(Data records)
····················
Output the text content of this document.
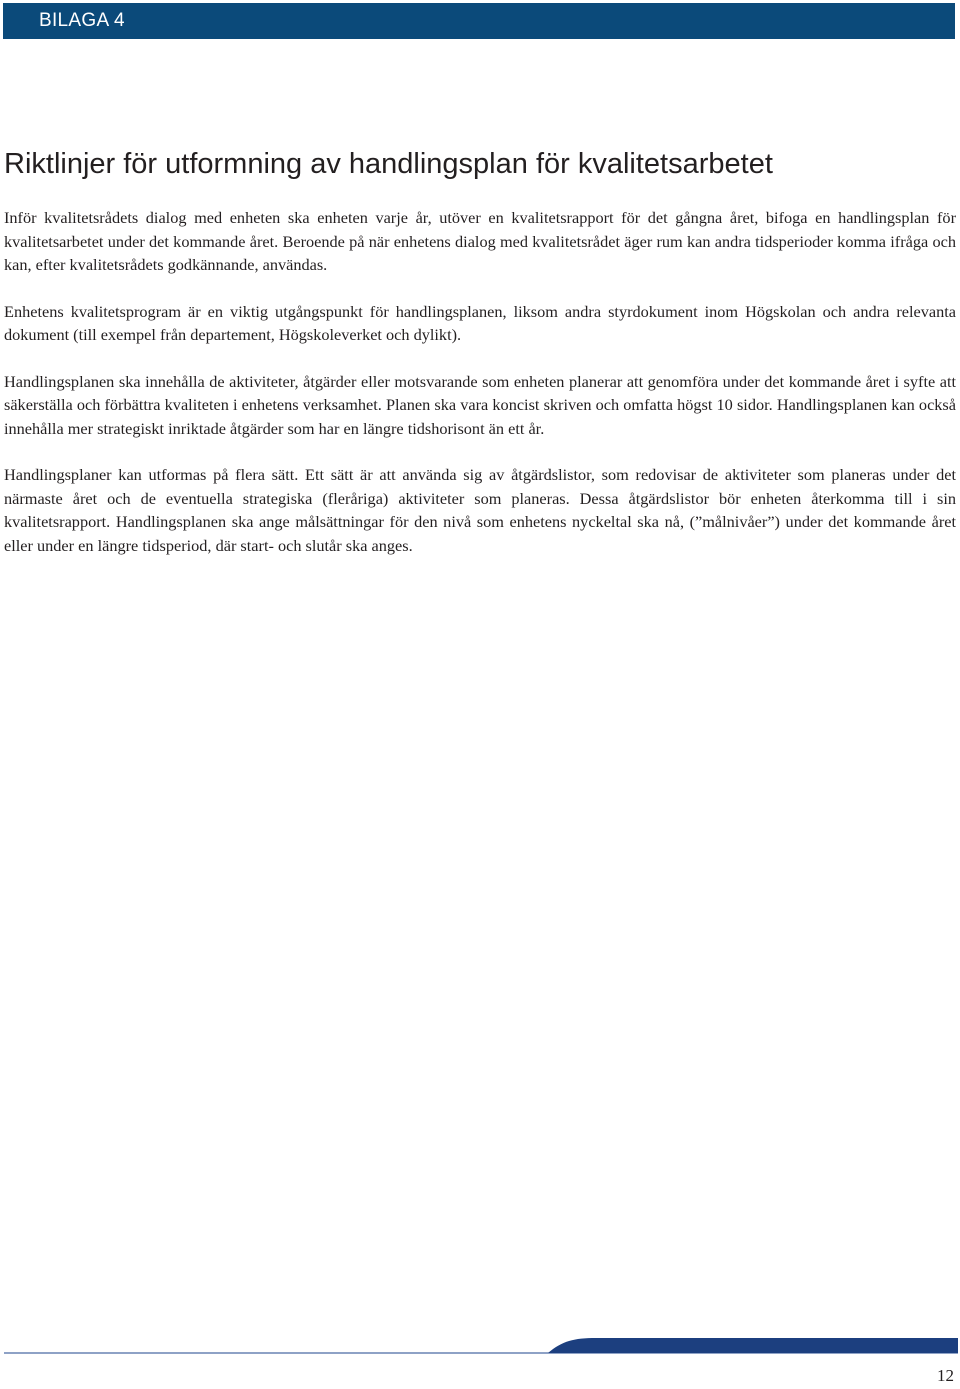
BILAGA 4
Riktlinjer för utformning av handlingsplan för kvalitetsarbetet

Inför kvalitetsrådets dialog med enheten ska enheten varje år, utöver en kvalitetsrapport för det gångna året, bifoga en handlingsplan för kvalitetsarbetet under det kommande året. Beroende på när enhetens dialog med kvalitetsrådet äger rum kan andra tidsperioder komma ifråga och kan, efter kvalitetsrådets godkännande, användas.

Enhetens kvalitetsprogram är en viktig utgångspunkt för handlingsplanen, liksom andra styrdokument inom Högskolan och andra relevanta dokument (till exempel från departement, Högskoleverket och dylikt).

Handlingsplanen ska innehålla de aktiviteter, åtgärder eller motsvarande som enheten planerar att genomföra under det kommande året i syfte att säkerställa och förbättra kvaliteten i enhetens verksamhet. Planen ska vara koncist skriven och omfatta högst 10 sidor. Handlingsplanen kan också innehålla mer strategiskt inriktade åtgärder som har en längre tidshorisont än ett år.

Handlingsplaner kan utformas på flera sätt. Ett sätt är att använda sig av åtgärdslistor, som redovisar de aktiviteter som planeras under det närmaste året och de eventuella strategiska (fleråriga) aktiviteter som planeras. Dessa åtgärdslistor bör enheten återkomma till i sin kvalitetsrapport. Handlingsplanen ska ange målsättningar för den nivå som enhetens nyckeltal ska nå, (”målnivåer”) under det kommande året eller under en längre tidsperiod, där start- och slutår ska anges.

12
····················
# Your objective:
Return every entry above exactly as written, with no pictures included.

# Expected output:
Output the text content of this document.
BILAGA 4
Riktlinjer för utformning av handlingsplan för kvalitetsarbetet

Inför kvalitetsrådets dialog med enheten ska enheten varje år, utöver en kvalitetsrapport för det gångna året, bifoga en handlingsplan för kvalitetsarbetet under det kommande året. Beroende på när enhetens dialog med kvalitetsrådet äger rum kan andra tidsperioder komma ifråga och kan, efter kvalitetsrådets godkännande, användas.

Enhetens kvalitetsprogram är en viktig utgångspunkt för handlingsplanen, liksom andra styrdokument inom Högskolan och andra relevanta dokument (till exempel från departement, Högskoleverket och dylikt).

Handlingsplanen ska innehålla de aktiviteter, åtgärder eller motsvarande som enheten planerar att genomföra under det kommande året i syfte att säkerställa och förbättra kvaliteten i enhetens verksamhet. Planen ska vara koncist skriven och omfatta högst 10 sidor. Handlingsplanen kan också innehålla mer strategiskt inriktade åtgärder som har en längre tidshorisont än ett år.

Handlingsplaner kan utformas på flera sätt. Ett sätt är att använda sig av åtgärdslistor, som redovisar de aktiviteter som planeras under det närmaste året och de eventuella strategiska (fleråriga) aktiviteter som planeras. Dessa åtgärdslistor bör enheten återkomma till i sin kvalitetsrapport. Handlingsplanen ska ange målsättningar för den nivå som enhetens nyckeltal ska nå, (”målnivåer”) under det kommande året eller under en längre tidsperiod, där start- och slutår ska anges.

12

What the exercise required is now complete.